What the task requires: Find the word "label" in the data. Return every line where it appears.
╭─ Data rows
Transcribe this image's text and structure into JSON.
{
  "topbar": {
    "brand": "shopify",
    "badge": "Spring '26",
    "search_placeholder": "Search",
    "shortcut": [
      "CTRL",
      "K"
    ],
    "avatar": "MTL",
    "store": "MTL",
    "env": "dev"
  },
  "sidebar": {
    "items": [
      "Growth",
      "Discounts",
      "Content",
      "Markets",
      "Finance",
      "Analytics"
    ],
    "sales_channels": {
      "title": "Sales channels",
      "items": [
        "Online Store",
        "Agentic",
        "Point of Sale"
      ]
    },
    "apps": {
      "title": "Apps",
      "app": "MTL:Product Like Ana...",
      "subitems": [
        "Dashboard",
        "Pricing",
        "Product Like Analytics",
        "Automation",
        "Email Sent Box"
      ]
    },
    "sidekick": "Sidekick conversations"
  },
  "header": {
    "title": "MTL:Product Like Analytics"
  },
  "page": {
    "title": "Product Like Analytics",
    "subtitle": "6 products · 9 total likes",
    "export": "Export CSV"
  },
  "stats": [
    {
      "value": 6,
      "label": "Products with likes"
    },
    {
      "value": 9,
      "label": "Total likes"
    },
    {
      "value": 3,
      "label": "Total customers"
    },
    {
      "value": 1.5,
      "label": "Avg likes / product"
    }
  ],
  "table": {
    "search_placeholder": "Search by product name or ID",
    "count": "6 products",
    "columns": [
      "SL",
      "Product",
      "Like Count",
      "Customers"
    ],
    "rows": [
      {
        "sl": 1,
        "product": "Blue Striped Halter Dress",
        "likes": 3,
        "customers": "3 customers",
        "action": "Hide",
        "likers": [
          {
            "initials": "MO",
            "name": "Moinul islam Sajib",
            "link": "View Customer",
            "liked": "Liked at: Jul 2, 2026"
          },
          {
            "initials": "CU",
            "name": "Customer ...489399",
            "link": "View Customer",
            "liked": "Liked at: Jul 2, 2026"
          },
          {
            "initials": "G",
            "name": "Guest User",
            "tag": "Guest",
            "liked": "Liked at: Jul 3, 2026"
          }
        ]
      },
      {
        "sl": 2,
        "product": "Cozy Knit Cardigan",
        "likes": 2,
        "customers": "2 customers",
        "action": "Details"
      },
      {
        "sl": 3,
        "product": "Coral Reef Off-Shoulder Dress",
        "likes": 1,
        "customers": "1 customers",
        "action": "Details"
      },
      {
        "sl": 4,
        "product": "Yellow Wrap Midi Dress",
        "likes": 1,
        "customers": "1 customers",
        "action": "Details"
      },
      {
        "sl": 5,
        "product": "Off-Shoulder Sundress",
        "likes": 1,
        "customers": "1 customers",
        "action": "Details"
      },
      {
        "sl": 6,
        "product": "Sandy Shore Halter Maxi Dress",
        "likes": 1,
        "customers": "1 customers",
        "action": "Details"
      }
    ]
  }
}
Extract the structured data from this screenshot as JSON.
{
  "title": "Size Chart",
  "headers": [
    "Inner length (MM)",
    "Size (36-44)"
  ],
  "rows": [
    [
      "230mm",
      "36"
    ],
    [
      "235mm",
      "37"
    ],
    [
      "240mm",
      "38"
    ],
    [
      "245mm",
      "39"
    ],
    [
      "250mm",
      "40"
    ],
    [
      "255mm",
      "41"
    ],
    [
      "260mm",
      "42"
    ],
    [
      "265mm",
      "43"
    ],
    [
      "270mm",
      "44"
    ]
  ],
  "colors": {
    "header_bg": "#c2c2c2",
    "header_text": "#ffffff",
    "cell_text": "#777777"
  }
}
╰─
Expected answer:
      "label": "Products with likes"
      "label": "Total likes"
      "label": "Total customers"
      "label": "Avg likes / product"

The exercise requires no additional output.